Rows from a dataset:
****

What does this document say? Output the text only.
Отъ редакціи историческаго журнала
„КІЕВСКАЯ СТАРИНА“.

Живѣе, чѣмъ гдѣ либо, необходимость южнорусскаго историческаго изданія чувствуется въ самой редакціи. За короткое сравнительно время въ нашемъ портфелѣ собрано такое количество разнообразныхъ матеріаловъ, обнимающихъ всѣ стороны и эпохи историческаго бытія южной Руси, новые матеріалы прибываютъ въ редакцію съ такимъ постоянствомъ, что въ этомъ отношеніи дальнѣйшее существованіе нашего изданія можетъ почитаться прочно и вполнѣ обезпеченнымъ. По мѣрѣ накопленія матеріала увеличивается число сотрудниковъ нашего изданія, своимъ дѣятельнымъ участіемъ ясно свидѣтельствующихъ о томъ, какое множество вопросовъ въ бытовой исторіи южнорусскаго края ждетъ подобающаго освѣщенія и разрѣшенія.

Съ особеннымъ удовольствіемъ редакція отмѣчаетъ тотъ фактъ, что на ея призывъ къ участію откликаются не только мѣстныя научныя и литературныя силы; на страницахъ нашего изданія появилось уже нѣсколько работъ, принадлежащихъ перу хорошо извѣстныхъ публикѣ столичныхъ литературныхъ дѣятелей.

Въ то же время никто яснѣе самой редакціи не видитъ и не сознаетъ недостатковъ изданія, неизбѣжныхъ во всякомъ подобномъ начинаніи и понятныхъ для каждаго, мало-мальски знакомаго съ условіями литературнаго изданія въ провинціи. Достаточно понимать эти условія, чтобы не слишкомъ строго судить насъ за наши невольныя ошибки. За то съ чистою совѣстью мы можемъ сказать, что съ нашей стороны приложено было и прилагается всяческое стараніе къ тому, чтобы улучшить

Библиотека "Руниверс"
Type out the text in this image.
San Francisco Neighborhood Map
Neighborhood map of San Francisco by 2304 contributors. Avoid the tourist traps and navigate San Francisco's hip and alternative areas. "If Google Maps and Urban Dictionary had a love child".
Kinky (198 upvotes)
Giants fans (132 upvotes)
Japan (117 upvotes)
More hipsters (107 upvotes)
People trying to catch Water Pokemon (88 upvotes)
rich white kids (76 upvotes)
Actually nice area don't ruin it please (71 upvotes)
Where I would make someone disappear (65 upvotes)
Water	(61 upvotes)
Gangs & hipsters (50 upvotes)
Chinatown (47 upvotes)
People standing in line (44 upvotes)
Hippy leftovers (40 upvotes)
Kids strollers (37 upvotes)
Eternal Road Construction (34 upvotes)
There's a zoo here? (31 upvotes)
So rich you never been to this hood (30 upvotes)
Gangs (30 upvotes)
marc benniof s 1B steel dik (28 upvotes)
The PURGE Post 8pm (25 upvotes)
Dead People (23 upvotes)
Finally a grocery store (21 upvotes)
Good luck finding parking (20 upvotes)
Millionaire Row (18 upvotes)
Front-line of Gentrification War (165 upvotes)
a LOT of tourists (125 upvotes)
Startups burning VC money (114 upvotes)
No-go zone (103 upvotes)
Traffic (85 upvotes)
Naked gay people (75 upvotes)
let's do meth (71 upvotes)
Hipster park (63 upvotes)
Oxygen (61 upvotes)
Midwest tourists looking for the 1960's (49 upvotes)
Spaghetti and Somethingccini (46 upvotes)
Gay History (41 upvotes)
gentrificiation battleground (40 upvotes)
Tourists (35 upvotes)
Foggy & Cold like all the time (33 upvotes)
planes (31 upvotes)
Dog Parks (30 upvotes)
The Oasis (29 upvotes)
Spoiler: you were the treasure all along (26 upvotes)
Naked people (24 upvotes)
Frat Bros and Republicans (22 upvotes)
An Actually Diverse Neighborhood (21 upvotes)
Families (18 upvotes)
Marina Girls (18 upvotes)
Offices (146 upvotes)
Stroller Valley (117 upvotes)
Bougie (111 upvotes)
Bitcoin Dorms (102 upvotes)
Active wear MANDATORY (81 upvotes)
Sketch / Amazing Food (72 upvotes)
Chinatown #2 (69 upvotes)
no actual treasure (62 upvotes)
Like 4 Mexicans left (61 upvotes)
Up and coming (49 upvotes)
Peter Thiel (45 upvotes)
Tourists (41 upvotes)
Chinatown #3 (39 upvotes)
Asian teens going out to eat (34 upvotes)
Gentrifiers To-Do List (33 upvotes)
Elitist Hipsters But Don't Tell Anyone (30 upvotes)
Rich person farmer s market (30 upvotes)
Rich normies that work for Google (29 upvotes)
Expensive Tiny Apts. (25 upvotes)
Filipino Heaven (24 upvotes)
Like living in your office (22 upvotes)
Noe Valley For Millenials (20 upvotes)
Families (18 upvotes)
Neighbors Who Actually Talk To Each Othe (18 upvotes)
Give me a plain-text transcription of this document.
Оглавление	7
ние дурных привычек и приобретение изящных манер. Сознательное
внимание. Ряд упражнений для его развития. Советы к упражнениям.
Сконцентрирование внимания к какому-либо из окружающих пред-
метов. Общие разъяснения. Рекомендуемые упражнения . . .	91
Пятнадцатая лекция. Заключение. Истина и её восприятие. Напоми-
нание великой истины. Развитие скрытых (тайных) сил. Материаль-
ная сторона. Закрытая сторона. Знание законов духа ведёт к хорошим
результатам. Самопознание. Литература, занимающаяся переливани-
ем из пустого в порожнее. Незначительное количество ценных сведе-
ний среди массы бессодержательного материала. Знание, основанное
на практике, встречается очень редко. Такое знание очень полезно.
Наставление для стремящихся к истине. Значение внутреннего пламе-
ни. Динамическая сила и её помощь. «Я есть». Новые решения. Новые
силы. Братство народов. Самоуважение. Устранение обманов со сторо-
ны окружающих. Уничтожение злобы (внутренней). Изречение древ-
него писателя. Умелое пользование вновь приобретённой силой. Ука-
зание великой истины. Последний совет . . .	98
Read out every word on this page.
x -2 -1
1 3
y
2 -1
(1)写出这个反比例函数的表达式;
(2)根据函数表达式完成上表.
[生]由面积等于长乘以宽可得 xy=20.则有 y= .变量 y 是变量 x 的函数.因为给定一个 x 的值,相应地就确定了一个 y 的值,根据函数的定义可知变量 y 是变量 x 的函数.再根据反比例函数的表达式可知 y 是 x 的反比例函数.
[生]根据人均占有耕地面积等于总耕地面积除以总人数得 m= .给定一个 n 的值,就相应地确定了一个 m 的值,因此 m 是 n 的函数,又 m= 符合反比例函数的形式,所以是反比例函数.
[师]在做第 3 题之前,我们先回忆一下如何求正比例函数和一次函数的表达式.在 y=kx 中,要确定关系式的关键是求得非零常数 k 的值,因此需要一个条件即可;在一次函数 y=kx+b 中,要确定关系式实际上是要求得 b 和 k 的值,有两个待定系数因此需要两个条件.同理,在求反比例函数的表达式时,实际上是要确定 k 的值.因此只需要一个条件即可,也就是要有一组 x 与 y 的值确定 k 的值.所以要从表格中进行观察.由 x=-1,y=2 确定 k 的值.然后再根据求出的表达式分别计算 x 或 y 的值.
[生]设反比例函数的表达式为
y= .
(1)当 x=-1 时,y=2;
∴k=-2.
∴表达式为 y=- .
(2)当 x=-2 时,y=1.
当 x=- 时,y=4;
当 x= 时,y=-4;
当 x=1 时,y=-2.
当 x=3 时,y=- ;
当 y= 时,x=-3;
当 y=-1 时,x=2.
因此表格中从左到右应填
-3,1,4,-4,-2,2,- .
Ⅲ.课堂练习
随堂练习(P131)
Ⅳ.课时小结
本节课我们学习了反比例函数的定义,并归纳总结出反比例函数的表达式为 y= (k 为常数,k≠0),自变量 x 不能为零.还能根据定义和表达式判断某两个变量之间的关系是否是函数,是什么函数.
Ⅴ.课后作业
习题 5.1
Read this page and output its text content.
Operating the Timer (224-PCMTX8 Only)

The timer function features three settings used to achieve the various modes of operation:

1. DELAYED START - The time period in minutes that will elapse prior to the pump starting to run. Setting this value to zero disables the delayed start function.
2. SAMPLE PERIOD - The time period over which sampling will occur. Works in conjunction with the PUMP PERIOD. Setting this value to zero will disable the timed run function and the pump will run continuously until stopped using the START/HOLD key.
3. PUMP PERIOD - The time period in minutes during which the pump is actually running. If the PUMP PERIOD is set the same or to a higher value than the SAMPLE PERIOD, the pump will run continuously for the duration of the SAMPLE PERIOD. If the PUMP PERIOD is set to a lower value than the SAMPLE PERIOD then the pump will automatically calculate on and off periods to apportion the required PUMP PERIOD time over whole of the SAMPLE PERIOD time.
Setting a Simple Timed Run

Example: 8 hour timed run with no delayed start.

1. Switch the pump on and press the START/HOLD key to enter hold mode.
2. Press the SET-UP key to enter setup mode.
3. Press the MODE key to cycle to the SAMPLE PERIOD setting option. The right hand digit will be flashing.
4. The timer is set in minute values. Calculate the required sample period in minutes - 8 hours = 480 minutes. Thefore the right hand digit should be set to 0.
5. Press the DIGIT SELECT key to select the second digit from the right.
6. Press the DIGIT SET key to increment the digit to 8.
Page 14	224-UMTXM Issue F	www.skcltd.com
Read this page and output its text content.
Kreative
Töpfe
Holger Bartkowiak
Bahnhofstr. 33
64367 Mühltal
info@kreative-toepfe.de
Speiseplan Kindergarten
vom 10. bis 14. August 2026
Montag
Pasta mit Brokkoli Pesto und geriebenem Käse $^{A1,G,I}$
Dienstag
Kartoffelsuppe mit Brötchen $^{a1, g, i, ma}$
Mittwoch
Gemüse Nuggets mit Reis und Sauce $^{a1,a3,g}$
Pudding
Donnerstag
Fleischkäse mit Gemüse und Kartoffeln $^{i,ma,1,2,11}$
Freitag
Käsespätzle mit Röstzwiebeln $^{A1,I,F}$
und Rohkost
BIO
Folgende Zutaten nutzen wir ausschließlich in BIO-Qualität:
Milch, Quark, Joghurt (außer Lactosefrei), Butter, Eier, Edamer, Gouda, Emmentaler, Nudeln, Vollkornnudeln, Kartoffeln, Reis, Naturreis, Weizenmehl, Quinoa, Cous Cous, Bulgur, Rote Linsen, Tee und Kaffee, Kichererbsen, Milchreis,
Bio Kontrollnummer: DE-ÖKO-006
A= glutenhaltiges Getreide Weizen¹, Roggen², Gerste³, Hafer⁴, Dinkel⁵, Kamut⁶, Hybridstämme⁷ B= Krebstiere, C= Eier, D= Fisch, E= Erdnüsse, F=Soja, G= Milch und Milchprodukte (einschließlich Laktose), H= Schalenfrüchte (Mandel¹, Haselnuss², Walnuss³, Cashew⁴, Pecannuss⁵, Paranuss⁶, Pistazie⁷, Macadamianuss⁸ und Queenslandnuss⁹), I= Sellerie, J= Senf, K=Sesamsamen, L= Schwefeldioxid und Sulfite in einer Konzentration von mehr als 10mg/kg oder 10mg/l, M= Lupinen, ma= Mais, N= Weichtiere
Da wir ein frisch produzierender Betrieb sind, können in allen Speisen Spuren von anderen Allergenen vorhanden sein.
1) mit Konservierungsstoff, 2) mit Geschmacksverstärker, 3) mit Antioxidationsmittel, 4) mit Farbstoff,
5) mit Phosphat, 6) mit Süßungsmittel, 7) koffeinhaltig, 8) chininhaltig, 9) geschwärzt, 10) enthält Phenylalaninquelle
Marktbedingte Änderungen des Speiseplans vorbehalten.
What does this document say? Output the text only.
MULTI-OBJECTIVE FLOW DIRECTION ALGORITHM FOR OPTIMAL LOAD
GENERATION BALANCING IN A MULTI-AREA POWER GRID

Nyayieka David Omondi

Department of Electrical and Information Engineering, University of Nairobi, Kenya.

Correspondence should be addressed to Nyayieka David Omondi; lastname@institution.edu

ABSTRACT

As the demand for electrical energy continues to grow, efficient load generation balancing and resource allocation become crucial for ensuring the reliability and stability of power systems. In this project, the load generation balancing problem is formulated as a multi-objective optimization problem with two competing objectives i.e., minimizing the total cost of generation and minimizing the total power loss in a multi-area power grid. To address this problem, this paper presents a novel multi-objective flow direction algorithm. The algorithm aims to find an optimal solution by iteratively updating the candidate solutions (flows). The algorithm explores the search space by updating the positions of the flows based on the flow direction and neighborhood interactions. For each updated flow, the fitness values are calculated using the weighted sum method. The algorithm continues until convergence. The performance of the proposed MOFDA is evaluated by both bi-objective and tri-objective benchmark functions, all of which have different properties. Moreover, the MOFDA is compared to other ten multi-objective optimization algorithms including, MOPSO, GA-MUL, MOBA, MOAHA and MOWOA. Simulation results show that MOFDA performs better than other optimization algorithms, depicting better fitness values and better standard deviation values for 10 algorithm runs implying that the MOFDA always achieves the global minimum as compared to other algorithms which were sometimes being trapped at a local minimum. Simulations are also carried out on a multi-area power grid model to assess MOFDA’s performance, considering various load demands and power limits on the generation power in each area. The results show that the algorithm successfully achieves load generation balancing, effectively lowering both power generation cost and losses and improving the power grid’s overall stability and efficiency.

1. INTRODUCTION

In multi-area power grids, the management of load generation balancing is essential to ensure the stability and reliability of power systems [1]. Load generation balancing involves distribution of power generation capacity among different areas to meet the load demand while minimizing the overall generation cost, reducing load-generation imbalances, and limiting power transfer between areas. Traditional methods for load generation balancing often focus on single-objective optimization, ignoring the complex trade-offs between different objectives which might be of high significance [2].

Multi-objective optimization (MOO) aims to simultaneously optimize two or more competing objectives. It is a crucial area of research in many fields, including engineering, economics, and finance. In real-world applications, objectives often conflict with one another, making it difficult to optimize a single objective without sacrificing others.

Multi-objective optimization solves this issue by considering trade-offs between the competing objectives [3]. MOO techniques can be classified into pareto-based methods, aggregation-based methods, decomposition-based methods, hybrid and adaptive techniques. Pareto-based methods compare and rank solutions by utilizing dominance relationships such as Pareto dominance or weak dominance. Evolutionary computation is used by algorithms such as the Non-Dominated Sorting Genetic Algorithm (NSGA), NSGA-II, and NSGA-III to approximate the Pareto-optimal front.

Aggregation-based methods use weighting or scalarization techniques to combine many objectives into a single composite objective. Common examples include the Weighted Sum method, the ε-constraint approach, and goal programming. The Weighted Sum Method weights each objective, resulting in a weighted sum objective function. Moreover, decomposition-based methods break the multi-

****

__WHAT YOU SHOULD DO__: Return each line where "continuously" shows up.

__COMPLETED EXERCISE__:
2. SAMPLE PERIOD - The time period over which sampling will occur. Works in conjunction with the PUMP PERIOD. Setting this value to zero will disable the timed run function and the pump will run continuously until stopped using the START/HOLD key.
3. PUMP PERIOD - The time period in minutes during which the pump is actually running. If the PUMP PERIOD is set the same or to a higher value than the SAMPLE PERIOD, the pump will run continuously for the duration of the SAMPLE PERIOD. If the PUMP PERIOD is set to a lower value than the SAMPLE PERIOD then the pump will automatically calculate on and off periods to apportion the required PUMP PERIOD time over whole of the SAMPLE PERIOD time.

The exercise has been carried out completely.